→ WHAT THE TASK REQUIRES
The entries need to be copied exactly.

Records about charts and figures
----------

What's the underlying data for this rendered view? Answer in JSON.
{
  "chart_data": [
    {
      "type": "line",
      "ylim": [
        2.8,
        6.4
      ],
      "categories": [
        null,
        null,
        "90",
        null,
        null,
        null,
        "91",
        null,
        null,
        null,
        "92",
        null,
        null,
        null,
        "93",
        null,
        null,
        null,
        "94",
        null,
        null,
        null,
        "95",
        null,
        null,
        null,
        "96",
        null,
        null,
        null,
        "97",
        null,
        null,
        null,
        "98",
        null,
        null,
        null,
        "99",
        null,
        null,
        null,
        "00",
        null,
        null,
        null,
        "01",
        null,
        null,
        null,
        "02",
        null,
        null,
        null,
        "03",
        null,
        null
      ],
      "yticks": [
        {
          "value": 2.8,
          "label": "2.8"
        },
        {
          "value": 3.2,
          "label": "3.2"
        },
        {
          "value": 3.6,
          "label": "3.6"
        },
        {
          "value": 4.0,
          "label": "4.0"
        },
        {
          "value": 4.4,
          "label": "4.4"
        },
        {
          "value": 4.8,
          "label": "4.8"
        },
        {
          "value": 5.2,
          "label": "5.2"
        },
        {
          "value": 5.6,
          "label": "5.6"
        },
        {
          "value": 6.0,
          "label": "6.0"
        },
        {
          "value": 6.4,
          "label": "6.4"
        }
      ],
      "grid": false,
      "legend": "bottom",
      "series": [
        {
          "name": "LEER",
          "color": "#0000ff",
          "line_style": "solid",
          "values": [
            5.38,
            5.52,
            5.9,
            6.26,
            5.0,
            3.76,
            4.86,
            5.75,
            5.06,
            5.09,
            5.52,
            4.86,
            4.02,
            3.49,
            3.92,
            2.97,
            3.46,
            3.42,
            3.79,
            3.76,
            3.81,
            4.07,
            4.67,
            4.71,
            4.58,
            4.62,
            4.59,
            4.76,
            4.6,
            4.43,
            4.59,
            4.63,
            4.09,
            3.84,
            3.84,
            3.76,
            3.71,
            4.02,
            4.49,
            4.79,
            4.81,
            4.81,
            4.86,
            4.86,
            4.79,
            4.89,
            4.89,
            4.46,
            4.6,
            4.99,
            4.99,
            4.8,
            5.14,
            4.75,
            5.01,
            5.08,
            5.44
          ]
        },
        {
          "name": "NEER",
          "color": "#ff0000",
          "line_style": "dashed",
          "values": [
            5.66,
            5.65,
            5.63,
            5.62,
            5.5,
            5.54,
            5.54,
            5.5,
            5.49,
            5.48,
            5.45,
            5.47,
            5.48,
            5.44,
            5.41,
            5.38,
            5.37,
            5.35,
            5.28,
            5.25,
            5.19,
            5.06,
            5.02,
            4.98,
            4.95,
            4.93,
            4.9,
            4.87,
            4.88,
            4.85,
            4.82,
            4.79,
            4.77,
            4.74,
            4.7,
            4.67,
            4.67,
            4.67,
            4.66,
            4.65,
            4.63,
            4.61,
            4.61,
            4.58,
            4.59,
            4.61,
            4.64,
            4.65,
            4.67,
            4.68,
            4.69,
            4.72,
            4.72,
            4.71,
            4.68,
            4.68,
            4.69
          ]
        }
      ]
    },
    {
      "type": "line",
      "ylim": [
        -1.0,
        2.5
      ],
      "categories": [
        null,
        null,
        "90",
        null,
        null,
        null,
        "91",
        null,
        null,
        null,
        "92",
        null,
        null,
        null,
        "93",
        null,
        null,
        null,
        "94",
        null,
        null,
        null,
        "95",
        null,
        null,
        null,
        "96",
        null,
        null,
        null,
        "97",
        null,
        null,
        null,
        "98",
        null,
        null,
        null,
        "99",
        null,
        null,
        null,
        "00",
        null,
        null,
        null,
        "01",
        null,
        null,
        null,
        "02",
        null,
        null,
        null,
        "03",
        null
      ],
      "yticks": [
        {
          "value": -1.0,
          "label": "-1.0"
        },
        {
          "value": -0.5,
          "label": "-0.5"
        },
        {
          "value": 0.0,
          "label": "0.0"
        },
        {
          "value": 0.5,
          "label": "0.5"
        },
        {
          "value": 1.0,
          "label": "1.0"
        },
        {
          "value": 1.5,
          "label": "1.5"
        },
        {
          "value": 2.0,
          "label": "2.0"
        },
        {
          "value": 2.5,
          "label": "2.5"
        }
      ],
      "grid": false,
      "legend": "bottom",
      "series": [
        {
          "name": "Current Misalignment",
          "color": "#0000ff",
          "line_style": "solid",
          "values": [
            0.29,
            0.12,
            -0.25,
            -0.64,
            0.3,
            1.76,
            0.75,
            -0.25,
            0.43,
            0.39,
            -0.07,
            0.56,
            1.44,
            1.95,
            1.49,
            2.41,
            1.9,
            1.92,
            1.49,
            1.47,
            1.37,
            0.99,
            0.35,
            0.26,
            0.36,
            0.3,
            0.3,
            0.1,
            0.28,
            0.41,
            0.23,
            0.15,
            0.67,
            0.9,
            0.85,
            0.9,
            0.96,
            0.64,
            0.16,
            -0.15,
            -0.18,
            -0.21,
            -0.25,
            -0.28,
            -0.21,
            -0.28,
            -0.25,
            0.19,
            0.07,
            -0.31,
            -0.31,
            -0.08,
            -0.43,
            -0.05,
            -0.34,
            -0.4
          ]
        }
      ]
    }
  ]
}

----------

→ EXPECTED ANSWER
What's the underlying data for this rendered view? Answer in JSON.
{
  "chart_data": [
    {
      "type": "line",
      "ylim": [
        2.8,
        6.4
      ],
      "categories": [
        null,
        null,
        "90",
        null,
        null,
        null,
        "91",
        null,
        null,
        null,
        "92",
        null,
        null,
        null,
        "93",
        null,
        null,
        null,
        "94",
        null,
        null,
        null,
        "95",
        null,
        null,
        null,
        "96",
        null,
        null,
        null,
        "97",
        null,
        null,
        null,
        "98",
        null,
        null,
        null,
        "99",
        null,
        null,
        null,
        "00",
        null,
        null,
        null,
        "01",
        null,
        null,
        null,
        "02",
        null,
        null,
        null,
        "03",
        null,
        null
      ],
      "yticks": [
        {
          "value": 2.8,
          "label": "2.8"
        },
        {
          "value": 3.2,
          "label": "3.2"
        },
        {
          "value": 3.6,
          "label": "3.6"
        },
        {
          "value": 4.0,
          "label": "4.0"
        },
        {
          "value": 4.4,
          "label": "4.4"
        },
        {
          "value": 4.8,
          "label": "4.8"
        },
        {
          "value": 5.2,
          "label": "5.2"
        },
        {
          "value": 5.6,
          "label": "5.6"
        },
        {
          "value": 6.0,
          "label": "6.0"
        },
        {
          "value": 6.4,
          "label": "6.4"
        }
      ],
      "grid": false,
      "legend": "bottom",
      "series": [
        {
          "name": "LEER",
          "color": "#0000ff",
          "line_style": "solid",
          "values": [
            5.38,
            5.52,
            5.9,
            6.26,
            5.0,
            3.76,
            4.86,
            5.75,
            5.06,
            5.09,
            5.52,
            4.86,
            4.02,
            3.49,
            3.92,
            2.97,
            3.46,
            3.42,
            3.79,
            3.76,
            3.81,
            4.07,
            4.67,
            4.71,
            4.58,
            4.62,
            4.59,
            4.76,
            4.6,
            4.43,
            4.59,
            4.63,
            4.09,
            3.84,
            3.84,
            3.76,
            3.71,
            4.02,
            4.49,
            4.79,
            4.81,
            4.81,
            4.86,
            4.86,
            4.79,
            4.89,
            4.89,
            4.46,
            4.6,
            4.99,
            4.99,
            4.8,
            5.14,
            4.75,
            5.01,
            5.08,
            5.44
          ]
        },
        {
          "name": "NEER",
          "color": "#ff0000",
          "line_style": "dashed",
          "values": [
            5.66,
            5.65,
            5.63,
            5.62,
            5.5,
            5.54,
            5.54,
            5.5,
            5.49,
            5.48,
            5.45,
            5.47,
            5.48,
            5.44,
            5.41,
            5.38,
            5.37,
            5.35,
            5.28,
            5.25,
            5.19,
            5.06,
            5.02,
            4.98,
            4.95,
            4.93,
            4.9,
            4.87,
            4.88,
            4.85,
            4.82,
            4.79,
            4.77,
            4.74,
            4.7,
            4.67,
            4.67,
            4.67,
            4.66,
            4.65,
            4.63,
            4.61,
            4.61,
            4.58,
            4.59,
            4.61,
            4.64,
            4.65,
            4.67,
            4.68,
            4.69,
            4.72,
            4.72,
            4.71,
            4.68,
            4.68,
            4.69
          ]
        }
      ]
    },
    {
      "type": "line",
      "ylim": [
        -1.0,
        2.5
      ],
      "categories": [
        null,
        null,
        "90",
        null,
        null,
        null,
        "91",
        null,
        null,
        null,
        "92",
        null,
        null,
        null,
        "93",
        null,
        null,
        null,
        "94",
        null,
        null,
        null,
        "95",
        null,
        null,
        null,
        "96",
        null,
        null,
        null,
        "97",
        null,
        null,
        null,
        "98",
        null,
        null,
        null,
        "99",
        null,
        null,
        null,
        "00",
        null,
        null,
        null,
        "01",
        null,
        null,
        null,
        "02",
        null,
        null,
        null,
        "03",
        null
      ],
      "yticks": [
        {
          "value": -1.0,
          "label": "-1.0"
        },
        {
          "value": -0.5,
          "label": "-0.5"
        },
        {
          "value": 0.0,
          "label": "0.0"
        },
        {
          "value": 0.5,
          "label": "0.5"
        },
        {
          "value": 1.0,
          "label": "1.0"
        },
        {
          "value": 1.5,
          "label": "1.5"
        },
        {
          "value": 2.0,
          "label": "2.0"
        },
        {
          "value": 2.5,
          "label": "2.5"
        }
      ],
      "grid": false,
      "legend": "bottom",
      "series": [
        {
          "name": "Current Misalignment",
          "color": "#0000ff",
          "line_style": "solid",
          "values": [
            0.29,
            0.12,
            -0.25,
            -0.64,
            0.3,
            1.76,
            0.75,
            -0.25,
            0.43,
            0.39,
            -0.07,
            0.56,
            1.44,
            1.95,
            1.49,
            2.41,
            1.9,
            1.92,
            1.49,
            1.47,
            1.37,
            0.99,
            0.35,
            0.26,
            0.36,
            0.3,
            0.3,
            0.1,
            0.28,
            0.41,
            0.23,
            0.15,
            0.67,
            0.9,
            0.85,
            0.9,
            0.96,
            0.64,
            0.16,
            -0.15,
            -0.18,
            -0.21,
            -0.25,
            -0.28,
            -0.21,
            -0.28,
            -0.25,
            0.19,
            0.07,
            -0.31,
            -0.31,
            -0.08,
            -0.43,
            -0.05,
            -0.34,
            -0.4
          ]
        }
      ]
    }
  ]
}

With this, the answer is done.